[Dataset items]
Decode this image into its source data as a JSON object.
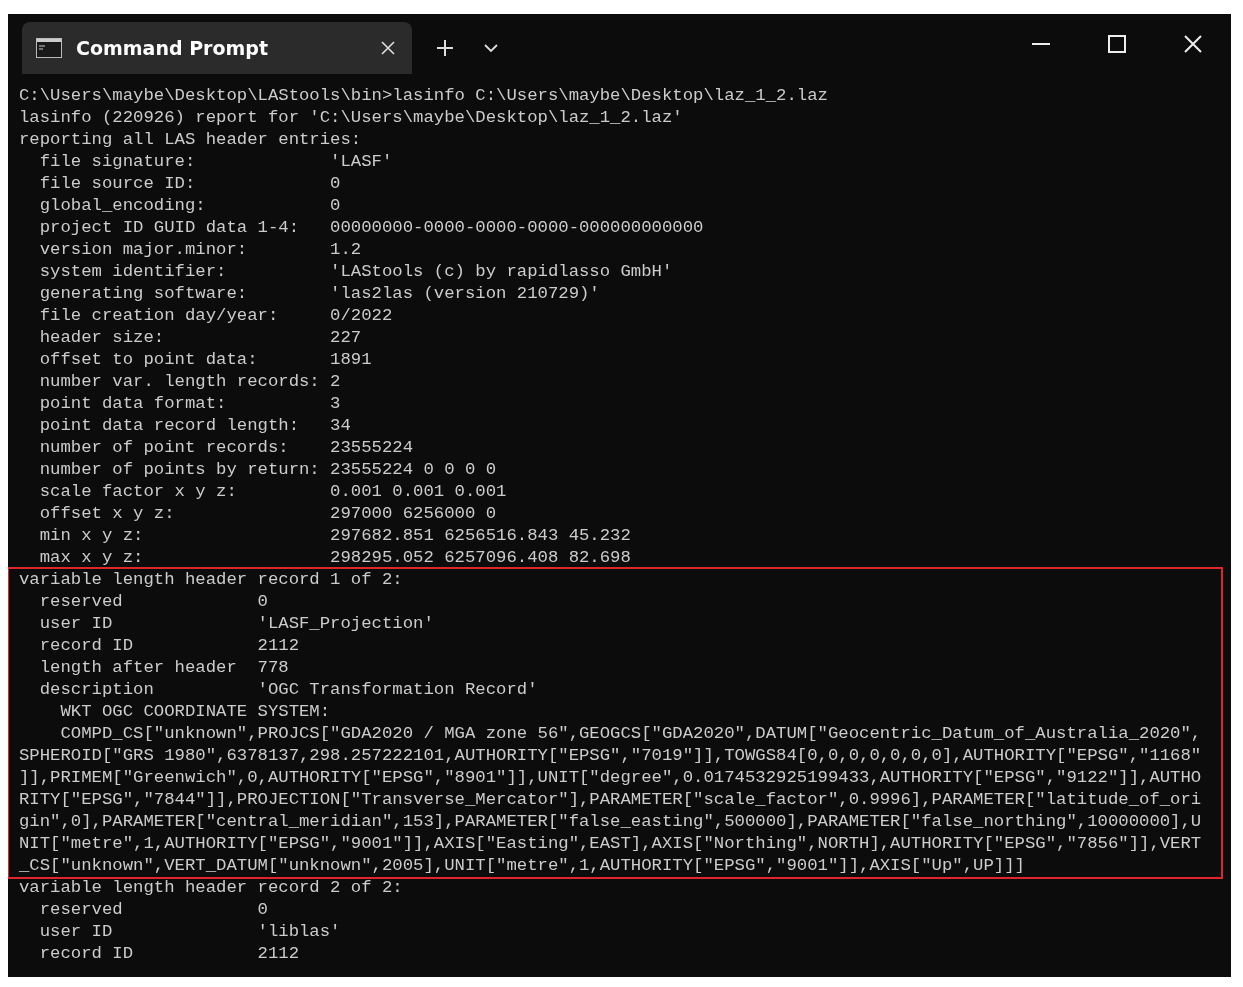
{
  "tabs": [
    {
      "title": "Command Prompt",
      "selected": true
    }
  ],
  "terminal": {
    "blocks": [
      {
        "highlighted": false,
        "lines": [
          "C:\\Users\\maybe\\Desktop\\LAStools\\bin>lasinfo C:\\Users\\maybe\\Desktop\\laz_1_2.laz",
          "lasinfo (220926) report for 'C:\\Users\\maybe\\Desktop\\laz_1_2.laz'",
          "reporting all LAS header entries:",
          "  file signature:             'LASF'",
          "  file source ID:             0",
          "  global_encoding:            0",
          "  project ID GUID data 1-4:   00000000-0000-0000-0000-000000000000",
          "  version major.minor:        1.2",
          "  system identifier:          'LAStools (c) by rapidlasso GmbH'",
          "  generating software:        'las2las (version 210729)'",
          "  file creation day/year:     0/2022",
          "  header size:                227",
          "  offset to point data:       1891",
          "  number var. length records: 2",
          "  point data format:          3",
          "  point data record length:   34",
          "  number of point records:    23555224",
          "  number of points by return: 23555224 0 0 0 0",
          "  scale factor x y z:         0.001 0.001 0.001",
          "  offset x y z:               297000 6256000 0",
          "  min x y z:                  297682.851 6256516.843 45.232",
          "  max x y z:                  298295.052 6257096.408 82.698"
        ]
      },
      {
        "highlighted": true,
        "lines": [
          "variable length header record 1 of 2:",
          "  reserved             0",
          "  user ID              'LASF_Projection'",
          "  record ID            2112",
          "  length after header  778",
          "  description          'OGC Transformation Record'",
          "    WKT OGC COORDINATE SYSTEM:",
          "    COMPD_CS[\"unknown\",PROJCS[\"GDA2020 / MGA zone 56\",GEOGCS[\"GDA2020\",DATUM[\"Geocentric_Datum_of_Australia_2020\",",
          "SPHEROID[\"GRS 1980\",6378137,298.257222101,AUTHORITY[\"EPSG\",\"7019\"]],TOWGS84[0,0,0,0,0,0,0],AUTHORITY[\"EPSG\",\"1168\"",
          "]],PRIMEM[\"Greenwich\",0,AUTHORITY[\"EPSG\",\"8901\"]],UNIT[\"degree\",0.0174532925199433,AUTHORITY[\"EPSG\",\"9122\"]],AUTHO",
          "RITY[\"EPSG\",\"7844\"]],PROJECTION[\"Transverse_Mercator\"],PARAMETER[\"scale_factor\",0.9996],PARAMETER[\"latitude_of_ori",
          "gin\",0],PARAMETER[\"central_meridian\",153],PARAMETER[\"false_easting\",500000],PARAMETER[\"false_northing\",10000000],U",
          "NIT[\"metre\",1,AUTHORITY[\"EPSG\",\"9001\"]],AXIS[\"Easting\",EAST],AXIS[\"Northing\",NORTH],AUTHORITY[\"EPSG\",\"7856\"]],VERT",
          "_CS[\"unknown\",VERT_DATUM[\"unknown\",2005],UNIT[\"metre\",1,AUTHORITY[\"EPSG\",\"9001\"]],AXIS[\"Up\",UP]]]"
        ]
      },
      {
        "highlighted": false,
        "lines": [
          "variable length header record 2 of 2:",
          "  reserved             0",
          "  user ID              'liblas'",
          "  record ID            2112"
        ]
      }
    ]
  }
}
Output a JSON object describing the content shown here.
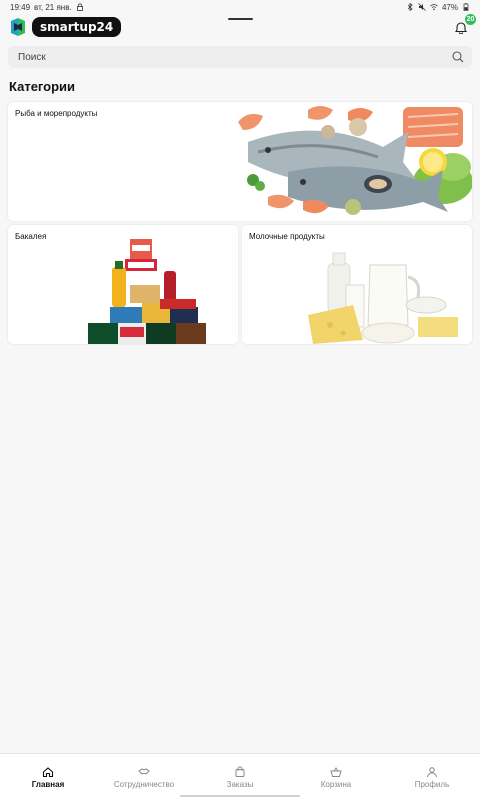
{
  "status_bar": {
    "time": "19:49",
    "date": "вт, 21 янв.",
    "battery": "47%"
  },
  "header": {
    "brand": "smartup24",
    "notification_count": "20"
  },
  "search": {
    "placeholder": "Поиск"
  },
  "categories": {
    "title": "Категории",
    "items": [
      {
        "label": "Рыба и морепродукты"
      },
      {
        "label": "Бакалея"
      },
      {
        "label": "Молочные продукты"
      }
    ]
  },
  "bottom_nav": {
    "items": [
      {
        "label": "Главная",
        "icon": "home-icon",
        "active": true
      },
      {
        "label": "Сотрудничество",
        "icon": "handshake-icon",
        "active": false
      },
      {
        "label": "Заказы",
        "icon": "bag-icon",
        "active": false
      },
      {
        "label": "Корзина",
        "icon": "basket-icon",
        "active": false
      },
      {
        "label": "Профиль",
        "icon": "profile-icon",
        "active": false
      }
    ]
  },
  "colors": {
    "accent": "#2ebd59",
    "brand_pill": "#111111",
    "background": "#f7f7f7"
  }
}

• _What is required_: Transcribe every record above exactly as written, leaving out any pictures.

• _Written answer_:
Decode this image into its source data as a JSON object.
{
  "tabs": [
    {
      "title": "Command Prompt",
      "selected": true
    }
  ],
  "terminal": {
    "blocks": [
      {
        "highlighted": false,
        "lines": [
          "C:\\Users\\maybe\\Desktop\\LAStools\\bin>lasinfo C:\\Users\\maybe\\Desktop\\laz_1_2.laz",
          "lasinfo (220926) report for 'C:\\Users\\maybe\\Desktop\\laz_1_2.laz'",
          "reporting all LAS header entries:",
          "  file signature:             'LASF'",
          "  file source ID:             0",
          "  global_encoding:            0",
          "  project ID GUID data 1-4:   00000000-0000-0000-0000-000000000000",
          "  version major.minor:        1.2",
          "  system identifier:          'LAStools (c) by rapidlasso GmbH'",
          "  generating software:        'las2las (version 210729)'",
          "  file creation day/year:     0/2022",
          "  header size:                227",
          "  offset to point data:       1891",
          "  number var. length records: 2",
          "  point data format:          3",
          "  point data record length:   34",
          "  number of point records:    23555224",
          "  number of points by return: 23555224 0 0 0 0",
          "  scale factor x y z:         0.001 0.001 0.001",
          "  offset x y z:               297000 6256000 0",
          "  min x y z:                  297682.851 6256516.843 45.232",
          "  max x y z:                  298295.052 6257096.408 82.698"
        ]
      },
      {
        "highlighted": true,
        "lines": [
          "variable length header record 1 of 2:",
          "  reserved             0",
          "  user ID              'LASF_Projection'",
          "  record ID            2112",
          "  length after header  778",
          "  description          'OGC Transformation Record'",
          "    WKT OGC COORDINATE SYSTEM:",
          "    COMPD_CS[\"unknown\",PROJCS[\"GDA2020 / MGA zone 56\",GEOGCS[\"GDA2020\",DATUM[\"Geocentric_Datum_of_Australia_2020\",",
          "SPHEROID[\"GRS 1980\",6378137,298.257222101,AUTHORITY[\"EPSG\",\"7019\"]],TOWGS84[0,0,0,0,0,0,0],AUTHORITY[\"EPSG\",\"1168\"",
          "]],PRIMEM[\"Greenwich\",0,AUTHORITY[\"EPSG\",\"8901\"]],UNIT[\"degree\",0.0174532925199433,AUTHORITY[\"EPSG\",\"9122\"]],AUTHO",
          "RITY[\"EPSG\",\"7844\"]],PROJECTION[\"Transverse_Mercator\"],PARAMETER[\"scale_factor\",0.9996],PARAMETER[\"latitude_of_ori",
          "gin\",0],PARAMETER[\"central_meridian\",153],PARAMETER[\"false_easting\",500000],PARAMETER[\"false_northing\",10000000],U",
          "NIT[\"metre\",1,AUTHORITY[\"EPSG\",\"9001\"]],AXIS[\"Easting\",EAST],AXIS[\"Northing\",NORTH],AUTHORITY[\"EPSG\",\"7856\"]],VERT",
          "_CS[\"unknown\",VERT_DATUM[\"unknown\",2005],UNIT[\"metre\",1,AUTHORITY[\"EPSG\",\"9001\"]],AXIS[\"Up\",UP]]]"
        ]
      },
      {
        "highlighted": false,
        "lines": [
          "variable length header record 2 of 2:",
          "  reserved             0",
          "  user ID              'liblas'",
          "  record ID            2112"
        ]
      }
    ]
  }
}
Output a JSON object describing the content shown here.
{
  "status_bar": {
    "time": "19:49",
    "date": "вт, 21 янв.",
    "battery": "47%"
  },
  "header": {
    "brand": "smartup24",
    "notification_count": "20"
  },
  "search": {
    "placeholder": "Поиск"
  },
  "categories": {
    "title": "Категории",
    "items": [
      {
        "label": "Рыба и морепродукты"
      },
      {
        "label": "Бакалея"
      },
      {
        "label": "Молочные продукты"
      }
    ]
  },
  "bottom_nav": {
    "items": [
      {
        "label": "Главная",
        "icon": "home-icon",
        "active": true
      },
      {
        "label": "Сотрудничество",
        "icon": "handshake-icon",
        "active": false
      },
      {
        "label": "Заказы",
        "icon": "bag-icon",
        "active": false
      },
      {
        "label": "Корзина",
        "icon": "basket-icon",
        "active": false
      },
      {
        "label": "Профиль",
        "icon": "profile-icon",
        "active": false
      }
    ]
  },
  "colors": {
    "accent": "#2ebd59",
    "brand_pill": "#111111",
    "background": "#f7f7f7"
  }
}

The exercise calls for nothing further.